- **GOAL**:
Return all of the entries exactly, with nothing added or left out.

* START DATASET EXTRACT *

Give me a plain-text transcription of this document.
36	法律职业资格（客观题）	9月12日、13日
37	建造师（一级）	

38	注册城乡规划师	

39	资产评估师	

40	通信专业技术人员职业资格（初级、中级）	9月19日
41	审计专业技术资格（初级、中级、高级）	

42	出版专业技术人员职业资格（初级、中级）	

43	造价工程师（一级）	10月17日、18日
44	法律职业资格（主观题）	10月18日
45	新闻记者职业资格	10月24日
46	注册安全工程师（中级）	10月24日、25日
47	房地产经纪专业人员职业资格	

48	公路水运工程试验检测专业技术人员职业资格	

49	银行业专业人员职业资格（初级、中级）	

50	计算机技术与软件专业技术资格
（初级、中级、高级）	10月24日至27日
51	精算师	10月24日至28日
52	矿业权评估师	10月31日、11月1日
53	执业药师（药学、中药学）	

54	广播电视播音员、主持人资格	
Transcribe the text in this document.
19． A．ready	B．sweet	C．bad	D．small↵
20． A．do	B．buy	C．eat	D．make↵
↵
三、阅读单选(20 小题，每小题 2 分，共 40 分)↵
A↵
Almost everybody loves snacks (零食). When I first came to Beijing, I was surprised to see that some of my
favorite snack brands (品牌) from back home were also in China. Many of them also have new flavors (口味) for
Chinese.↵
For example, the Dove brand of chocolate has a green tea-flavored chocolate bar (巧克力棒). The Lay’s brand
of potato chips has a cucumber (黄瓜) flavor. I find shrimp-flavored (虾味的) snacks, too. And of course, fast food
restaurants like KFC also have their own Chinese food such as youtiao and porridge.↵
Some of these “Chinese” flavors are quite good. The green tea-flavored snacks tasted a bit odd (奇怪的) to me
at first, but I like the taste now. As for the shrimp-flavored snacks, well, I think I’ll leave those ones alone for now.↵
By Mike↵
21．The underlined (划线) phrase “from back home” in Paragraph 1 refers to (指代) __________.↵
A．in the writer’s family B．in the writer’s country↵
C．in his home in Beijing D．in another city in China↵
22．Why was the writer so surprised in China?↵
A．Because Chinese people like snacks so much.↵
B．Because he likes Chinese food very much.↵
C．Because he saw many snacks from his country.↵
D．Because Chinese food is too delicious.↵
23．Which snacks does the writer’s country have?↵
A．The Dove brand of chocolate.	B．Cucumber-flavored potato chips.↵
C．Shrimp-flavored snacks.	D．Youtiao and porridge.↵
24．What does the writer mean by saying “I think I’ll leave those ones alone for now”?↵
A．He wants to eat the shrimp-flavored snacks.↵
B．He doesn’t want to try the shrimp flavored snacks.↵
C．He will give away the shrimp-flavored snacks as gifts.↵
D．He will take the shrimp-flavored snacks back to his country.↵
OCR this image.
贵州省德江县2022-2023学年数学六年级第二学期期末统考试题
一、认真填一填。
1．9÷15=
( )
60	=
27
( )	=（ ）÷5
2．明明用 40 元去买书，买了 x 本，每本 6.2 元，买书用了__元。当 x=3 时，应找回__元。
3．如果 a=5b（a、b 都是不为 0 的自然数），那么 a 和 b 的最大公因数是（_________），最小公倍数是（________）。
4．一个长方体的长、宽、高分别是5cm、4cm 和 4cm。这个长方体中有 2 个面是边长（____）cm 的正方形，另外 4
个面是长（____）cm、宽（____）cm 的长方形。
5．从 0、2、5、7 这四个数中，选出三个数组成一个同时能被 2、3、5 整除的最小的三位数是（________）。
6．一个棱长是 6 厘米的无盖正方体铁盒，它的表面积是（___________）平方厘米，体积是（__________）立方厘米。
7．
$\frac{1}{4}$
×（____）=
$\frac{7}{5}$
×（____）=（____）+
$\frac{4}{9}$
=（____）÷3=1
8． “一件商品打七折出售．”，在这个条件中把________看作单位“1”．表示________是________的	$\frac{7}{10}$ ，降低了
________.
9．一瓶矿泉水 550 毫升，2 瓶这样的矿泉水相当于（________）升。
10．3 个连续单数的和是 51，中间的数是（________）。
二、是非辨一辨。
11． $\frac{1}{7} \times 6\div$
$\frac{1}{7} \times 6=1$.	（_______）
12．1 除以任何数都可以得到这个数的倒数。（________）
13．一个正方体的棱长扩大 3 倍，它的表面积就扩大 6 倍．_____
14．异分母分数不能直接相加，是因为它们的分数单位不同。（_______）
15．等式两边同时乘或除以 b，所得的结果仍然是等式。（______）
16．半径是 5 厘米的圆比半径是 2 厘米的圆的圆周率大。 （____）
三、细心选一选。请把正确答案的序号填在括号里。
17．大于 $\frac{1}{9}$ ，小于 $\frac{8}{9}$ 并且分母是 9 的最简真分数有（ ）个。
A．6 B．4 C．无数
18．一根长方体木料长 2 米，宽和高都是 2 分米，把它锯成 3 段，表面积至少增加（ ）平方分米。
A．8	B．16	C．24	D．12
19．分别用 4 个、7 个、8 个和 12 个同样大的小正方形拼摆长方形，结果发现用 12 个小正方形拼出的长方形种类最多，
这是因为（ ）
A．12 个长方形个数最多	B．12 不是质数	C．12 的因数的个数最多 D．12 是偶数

* END DATASET EXTRACT *

- **WRITTEN RESPONSE**:
Give me a plain-text transcription of this document.
36	法律职业资格（客观题）	9月12日、13日
37	建造师（一级）	

38	注册城乡规划师	

39	资产评估师	

40	通信专业技术人员职业资格（初级、中级）	9月19日
41	审计专业技术资格（初级、中级、高级）	

42	出版专业技术人员职业资格（初级、中级）	

43	造价工程师（一级）	10月17日、18日
44	法律职业资格（主观题）	10月18日
45	新闻记者职业资格	10月24日
46	注册安全工程师（中级）	10月24日、25日
47	房地产经纪专业人员职业资格	

48	公路水运工程试验检测专业技术人员职业资格	

49	银行业专业人员职业资格（初级、中级）	

50	计算机技术与软件专业技术资格
（初级、中级、高级）	10月24日至27日
51	精算师	10月24日至28日
52	矿业权评估师	10月31日、11月1日
53	执业药师（药学、中药学）	

54	广播电视播音员、主持人资格	
Transcribe the text in this document.
19． A．ready	B．sweet	C．bad	D．small↵
20． A．do	B．buy	C．eat	D．make↵
↵
三、阅读单选(20 小题，每小题 2 分，共 40 分)↵
A↵
Almost everybody loves snacks (零食). When I first came to Beijing, I was surprised to see that some of my
favorite snack brands (品牌) from back home were also in China. Many of them also have new flavors (口味) for
Chinese.↵
For example, the Dove brand of chocolate has a green tea-flavored chocolate bar (巧克力棒). The Lay’s brand
of potato chips has a cucumber (黄瓜) flavor. I find shrimp-flavored (虾味的) snacks, too. And of course, fast food
restaurants like KFC also have their own Chinese food such as youtiao and porridge.↵
Some of these “Chinese” flavors are quite good. The green tea-flavored snacks tasted a bit odd (奇怪的) to me
at first, but I like the taste now. As for the shrimp-flavored snacks, well, I think I’ll leave those ones alone for now.↵
By Mike↵
21．The underlined (划线) phrase “from back home” in Paragraph 1 refers to (指代) __________.↵
A．in the writer’s family B．in the writer’s country↵
C．in his home in Beijing D．in another city in China↵
22．Why was the writer so surprised in China?↵
A．Because Chinese people like snacks so much.↵
B．Because he likes Chinese food very much.↵
C．Because he saw many snacks from his country.↵
D．Because Chinese food is too delicious.↵
23．Which snacks does the writer’s country have?↵
A．The Dove brand of chocolate.	B．Cucumber-flavored potato chips.↵
C．Shrimp-flavored snacks.	D．Youtiao and porridge.↵
24．What does the writer mean by saying “I think I’ll leave those ones alone for now”?↵
A．He wants to eat the shrimp-flavored snacks.↵
B．He doesn’t want to try the shrimp flavored snacks.↵
C．He will give away the shrimp-flavored snacks as gifts.↵
D．He will take the shrimp-flavored snacks back to his country.↵
OCR this image.
贵州省德江县2022-2023学年数学六年级第二学期期末统考试题
一、认真填一填。
1．9÷15=
( )
60	=
27
( )	=（ ）÷5
2．明明用 40 元去买书，买了 x 本，每本 6.2 元，买书用了__元。当 x=3 时，应找回__元。
3．如果 a=5b（a、b 都是不为 0 的自然数），那么 a 和 b 的最大公因数是（_________），最小公倍数是（________）。
4．一个长方体的长、宽、高分别是5cm、4cm 和 4cm。这个长方体中有 2 个面是边长（____）cm 的正方形，另外 4
个面是长（____）cm、宽（____）cm 的长方形。
5．从 0、2、5、7 这四个数中，选出三个数组成一个同时能被 2、3、5 整除的最小的三位数是（________）。
6．一个棱长是 6 厘米的无盖正方体铁盒，它的表面积是（___________）平方厘米，体积是（__________）立方厘米。
7．
$\frac{1}{4}$
×（____）=
$\frac{7}{5}$
×（____）=（____）+
$\frac{4}{9}$
=（____）÷3=1
8． “一件商品打七折出售．”，在这个条件中把________看作单位“1”．表示________是________的	$\frac{7}{10}$ ，降低了
________.
9．一瓶矿泉水 550 毫升，2 瓶这样的矿泉水相当于（________）升。
10．3 个连续单数的和是 51，中间的数是（________）。
二、是非辨一辨。
11． $\frac{1}{7} \times 6\div$
$\frac{1}{7} \times 6=1$.	（_______）
12．1 除以任何数都可以得到这个数的倒数。（________）
13．一个正方体的棱长扩大 3 倍，它的表面积就扩大 6 倍．_____
14．异分母分数不能直接相加，是因为它们的分数单位不同。（_______）
15．等式两边同时乘或除以 b，所得的结果仍然是等式。（______）
16．半径是 5 厘米的圆比半径是 2 厘米的圆的圆周率大。 （____）
三、细心选一选。请把正确答案的序号填在括号里。
17．大于 $\frac{1}{9}$ ，小于 $\frac{8}{9}$ 并且分母是 9 的最简真分数有（ ）个。
A．6 B．4 C．无数
18．一根长方体木料长 2 米，宽和高都是 2 分米，把它锯成 3 段，表面积至少增加（ ）平方分米。
A．8	B．16	C．24	D．12
19．分别用 4 个、7 个、8 个和 12 个同样大的小正方形拼摆长方形，结果发现用 12 个小正方形拼出的长方形种类最多，
这是因为（ ）
A．12 个长方形个数最多	B．12 不是质数	C．12 的因数的个数最多 D．12 是偶数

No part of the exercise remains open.